(Excerpts from a layout annotation set)
━━━━━━━━

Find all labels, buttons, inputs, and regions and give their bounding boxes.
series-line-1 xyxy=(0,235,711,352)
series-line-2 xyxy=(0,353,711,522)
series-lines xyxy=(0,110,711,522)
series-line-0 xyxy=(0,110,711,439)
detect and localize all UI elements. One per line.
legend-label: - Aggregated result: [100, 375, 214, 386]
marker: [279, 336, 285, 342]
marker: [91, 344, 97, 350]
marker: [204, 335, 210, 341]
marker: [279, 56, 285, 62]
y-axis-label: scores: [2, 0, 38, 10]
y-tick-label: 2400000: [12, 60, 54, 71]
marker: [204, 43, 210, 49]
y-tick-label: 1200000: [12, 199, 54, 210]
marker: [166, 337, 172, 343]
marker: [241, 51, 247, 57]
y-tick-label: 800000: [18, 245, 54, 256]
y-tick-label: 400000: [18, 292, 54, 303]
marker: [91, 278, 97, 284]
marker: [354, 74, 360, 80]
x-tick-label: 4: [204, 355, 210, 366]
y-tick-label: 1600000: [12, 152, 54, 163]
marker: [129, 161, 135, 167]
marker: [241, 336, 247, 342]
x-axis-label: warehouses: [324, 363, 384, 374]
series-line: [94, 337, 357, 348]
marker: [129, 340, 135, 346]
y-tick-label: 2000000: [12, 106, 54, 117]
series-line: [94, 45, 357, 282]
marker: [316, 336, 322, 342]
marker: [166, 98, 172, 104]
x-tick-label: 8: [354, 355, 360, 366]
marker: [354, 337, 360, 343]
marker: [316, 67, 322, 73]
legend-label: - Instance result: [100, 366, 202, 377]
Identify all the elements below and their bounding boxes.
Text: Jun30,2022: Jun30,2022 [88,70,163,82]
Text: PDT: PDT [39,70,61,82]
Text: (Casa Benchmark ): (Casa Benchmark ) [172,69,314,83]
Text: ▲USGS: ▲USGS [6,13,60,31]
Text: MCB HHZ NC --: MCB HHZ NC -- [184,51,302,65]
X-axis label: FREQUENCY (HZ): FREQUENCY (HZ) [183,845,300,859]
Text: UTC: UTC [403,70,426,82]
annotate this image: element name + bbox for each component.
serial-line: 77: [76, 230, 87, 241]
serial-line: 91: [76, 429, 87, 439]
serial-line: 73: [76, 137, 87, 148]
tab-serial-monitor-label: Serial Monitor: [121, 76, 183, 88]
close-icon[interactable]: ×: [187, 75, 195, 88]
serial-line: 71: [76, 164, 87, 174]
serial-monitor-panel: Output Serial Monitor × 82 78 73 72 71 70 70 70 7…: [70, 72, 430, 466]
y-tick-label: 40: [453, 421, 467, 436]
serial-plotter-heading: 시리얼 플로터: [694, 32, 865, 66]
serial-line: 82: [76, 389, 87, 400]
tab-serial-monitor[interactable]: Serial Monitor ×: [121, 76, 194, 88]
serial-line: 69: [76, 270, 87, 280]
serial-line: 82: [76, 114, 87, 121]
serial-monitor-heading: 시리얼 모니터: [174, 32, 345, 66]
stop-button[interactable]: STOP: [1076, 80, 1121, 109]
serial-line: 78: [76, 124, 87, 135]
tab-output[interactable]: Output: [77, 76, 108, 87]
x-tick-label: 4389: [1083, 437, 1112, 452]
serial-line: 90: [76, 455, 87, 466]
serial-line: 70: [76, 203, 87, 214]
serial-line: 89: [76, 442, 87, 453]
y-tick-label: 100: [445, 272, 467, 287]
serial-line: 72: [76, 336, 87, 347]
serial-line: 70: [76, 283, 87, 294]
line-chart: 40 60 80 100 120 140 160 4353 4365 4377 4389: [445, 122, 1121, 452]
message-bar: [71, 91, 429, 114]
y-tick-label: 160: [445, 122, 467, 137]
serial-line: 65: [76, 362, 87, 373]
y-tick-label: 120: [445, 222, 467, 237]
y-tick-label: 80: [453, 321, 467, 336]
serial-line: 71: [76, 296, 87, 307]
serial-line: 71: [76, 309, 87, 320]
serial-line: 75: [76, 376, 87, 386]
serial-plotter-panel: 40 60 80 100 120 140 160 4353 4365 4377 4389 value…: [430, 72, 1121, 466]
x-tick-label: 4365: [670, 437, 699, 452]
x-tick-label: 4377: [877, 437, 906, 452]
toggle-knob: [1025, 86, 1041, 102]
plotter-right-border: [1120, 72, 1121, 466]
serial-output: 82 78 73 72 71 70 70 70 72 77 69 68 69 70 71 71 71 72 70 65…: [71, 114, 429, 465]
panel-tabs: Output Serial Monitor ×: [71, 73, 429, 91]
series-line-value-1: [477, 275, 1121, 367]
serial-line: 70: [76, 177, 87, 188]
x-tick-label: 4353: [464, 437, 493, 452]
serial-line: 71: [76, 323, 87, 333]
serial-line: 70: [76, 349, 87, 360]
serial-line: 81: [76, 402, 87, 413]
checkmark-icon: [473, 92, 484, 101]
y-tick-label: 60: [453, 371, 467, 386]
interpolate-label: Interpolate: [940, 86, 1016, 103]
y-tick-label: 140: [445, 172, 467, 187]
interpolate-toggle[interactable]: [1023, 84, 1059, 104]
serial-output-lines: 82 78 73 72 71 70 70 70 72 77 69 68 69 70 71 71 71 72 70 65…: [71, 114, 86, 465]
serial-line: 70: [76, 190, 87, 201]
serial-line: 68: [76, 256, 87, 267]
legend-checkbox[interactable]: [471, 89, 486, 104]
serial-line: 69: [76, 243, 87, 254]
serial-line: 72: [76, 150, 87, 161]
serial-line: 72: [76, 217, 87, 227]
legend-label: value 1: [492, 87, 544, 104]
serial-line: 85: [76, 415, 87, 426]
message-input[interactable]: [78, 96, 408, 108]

━━━━━━━━

Format every line of the records above as a Markdown table with the columns n and Line, putting the row number under n and the line under Line, and skip any blank lines.

| n | Line |
|---|---|
| 1 | Find all labels, buttons, inputs, and regions and give their bounding boxes. |
| 2 | series-line-1 xyxy=(0,235,711,352) |
| 3 | series-line-2 xyxy=(0,353,711,522) |
| 4 | series-lines xyxy=(0,110,711,522) |
| 5 | series-line-0 xyxy=(0,110,711,439) |
| 6 | detect and localize all UI elements. One per line. |
| 7 | legend-label: - Aggregated result: [100, 375, 214, 386] |
| 8 | marker: [279, 336, 285, 342] |
| 9 | marker: [91, 344, 97, 350] |
| 10 | marker: [204, 335, 210, 341] |
| 11 | marker: [279, 56, 285, 62] |
| 12 | y-axis-label: scores: [2, 0, 38, 10] |
| 13 | y-tick-label: 2400000: [12, 60, 54, 71] |
| 14 | marker: [204, 43, 210, 49] |
| 15 | y-tick-label: 1200000: [12, 199, 54, 210] |
| 16 | marker: [166, 337, 172, 343] |
| 17 | marker: [241, 51, 247, 57] |
| 18 | y-tick-label: 800000: [18, 245, 54, 256] |
| 19 | y-tick-label: 400000: [18, 292, 54, 303] |
| 20 | marker: [91, 278, 97, 284] |
| 21 | marker: [354, 74, 360, 80] |
| 22 | x-tick-label: 4: [204, 355, 210, 366] |
| 23 | y-tick-label: 1600000: [12, 152, 54, 163] |
| 24 | marker: [129, 161, 135, 167] |
| 25 | marker: [241, 336, 247, 342] |
| 26 | x-axis-label: warehouses: [324, 363, 384, 374] |
| 27 | series-line: [94, 337, 357, 348] |
| 28 | marker: [129, 340, 135, 346] |
| 29 | y-tick-label: 2000000: [12, 106, 54, 117] |
| 30 | series-line: [94, 45, 357, 282] |
| 31 | marker: [316, 336, 322, 342] |
| 32 | marker: [166, 98, 172, 104] |
| 33 | x-tick-label: 8: [354, 355, 360, 366] |
| 34 | marker: [354, 337, 360, 343] |
| 35 | marker: [316, 67, 322, 73] |
| 36 | legend-label: - Instance result: [100, 366, 202, 377] |
| 37 | Identify all the elements below and their bounding boxes. |
| 38 | Text: Jun30,2022: Jun30,2022 [88,70,163,82] |
| 39 | Text: PDT: PDT [39,70,61,82] |
| 40 | Text: (Casa Benchmark ): (Casa Benchmark ) [172,69,314,83] |
| 41 | Text: ▲USGS: ▲USGS [6,13,60,31] |
| 42 | Text: MCB HHZ NC --: MCB HHZ NC -- [184,51,302,65] |
| 43 | X-axis label: FREQUENCY (HZ): FREQUENCY (HZ) [183,845,300,859] |
| 44 | Text: UTC: UTC [403,70,426,82] |
| 45 | annotate this image: element name + bbox for each component. |
| 46 | serial-line: 77: [76, 230, 87, 241] |
| 47 | serial-line: 91: [76, 429, 87, 439] |
| 48 | serial-line: 73: [76, 137, 87, 148] |
| 49 | tab-serial-monitor-label: Serial Monitor: [121, 76, 183, 88] |
| 50 | close-icon[interactable]: ×: [187, 75, 195, 88] |
| 51 | serial-line: 71: [76, 164, 87, 174] |
| 52 | serial-monitor-panel: Output Serial Monitor × 82 78 73 72 71 70 70 70 7…: [70, 72, 430, 466] |
| 53 | y-tick-label: 40: [453, 421, 467, 436] |
| 54 | serial-plotter-heading: 시리얼 플로터: [694, 32, 865, 66] |
| 55 | serial-line: 82: [76, 389, 87, 400] |
| 56 | tab-serial-monitor[interactable]: Serial Monitor ×: [121, 76, 194, 88] |
| 57 | serial-line: 69: [76, 270, 87, 280] |
| 58 | serial-line: 82: [76, 114, 87, 121] |
| 59 | serial-monitor-heading: 시리얼 모니터: [174, 32, 345, 66] |
| 60 | stop-button[interactable]: STOP: [1076, 80, 1121, 109] |
| 61 | serial-line: 78: [76, 124, 87, 135] |
| 62 | tab-output[interactable]: Output: [77, 76, 108, 87] |
| 63 | x-tick-label: 4389: [1083, 437, 1112, 452] |
| 64 | serial-line: 90: [76, 455, 87, 466] |
| 65 | serial-line: 70: [76, 203, 87, 214] |
| 66 | serial-line: 89: [76, 442, 87, 453] |
| 67 | y-tick-label: 100: [445, 272, 467, 287] |
| 68 | serial-line: 72: [76, 336, 87, 347] |
| 69 | serial-line: 70: [76, 283, 87, 294] |
| 70 | line-chart: 40 60 80 100 120 140 160 4353 4365 4377 4389: [445, 122, 1121, 452] |
| 71 | message-bar: [71, 91, 429, 114] |
| 72 | y-tick-label: 160: [445, 122, 467, 137] |
| 73 | serial-line: 65: [76, 362, 87, 373] |
| 74 | y-tick-label: 120: [445, 222, 467, 237] |
| 75 | y-tick-label: 80: [453, 321, 467, 336] |
| 76 | serial-line: 71: [76, 296, 87, 307] |
| 77 | serial-line: 71: [76, 309, 87, 320] |
| 78 | serial-line: 75: [76, 376, 87, 386] |
| 79 | serial-plotter-panel: 40 60 80 100 120 140 160 4353 4365 4377 4389 value…: [430, 72, 1121, 466] |
| 80 | x-tick-label: 4365: [670, 437, 699, 452] |
| 81 | x-tick-label: 4377: [877, 437, 906, 452] |
| 82 | toggle-knob: [1025, 86, 1041, 102] |
| 83 | plotter-right-border: [1120, 72, 1121, 466] |
| 84 | serial-output: 82 78 73 72 71 70 70 70 72 77 69 68 69 70 71 71 71 72 70 65…: [71, 114, 429, 465] |
| 85 | panel-tabs: Output Serial Monitor ×: [71, 73, 429, 91] |
| 86 | series-line-value-1: [477, 275, 1121, 367] |
| 87 | serial-line: 70: [76, 177, 87, 188] |
| 88 | x-tick-label: 4353: [464, 437, 493, 452] |
| 89 | serial-line: 71: [76, 323, 87, 333] |
| 90 | serial-line: 70: [76, 349, 87, 360] |
| 91 | serial-line: 81: [76, 402, 87, 413] |
| 92 | checkmark-icon: [473, 92, 484, 101] |
| 93 | y-tick-label: 60: [453, 371, 467, 386] |
| 94 | interpolate-label: Interpolate: [940, 86, 1016, 103] |
| 95 | y-tick-label: 140: [445, 172, 467, 187] |
| 96 | interpolate-toggle[interactable]: [1023, 84, 1059, 104] |
| 97 | serial-output-lines: 82 78 73 72 71 70 70 70 72 77 69 68 69 70 71 71 71 72 70 65…: [71, 114, 86, 465] |
| 98 | serial-line: 70: [76, 190, 87, 201] |
| 99 | serial-line: 68: [76, 256, 87, 267] |
| 100 | legend-checkbox[interactable]: [471, 89, 486, 104] |
| 101 | serial-line: 69: [76, 243, 87, 254] |
| 102 | serial-line: 72: [76, 150, 87, 161] |
| 103 | serial-line: 72: [76, 217, 87, 227] |
| 104 | legend-label: value 1: [492, 87, 544, 104] |
| 105 | serial-line: 85: [76, 415, 87, 426] |
| 106 | message-input[interactable]: [78, 96, 408, 108] |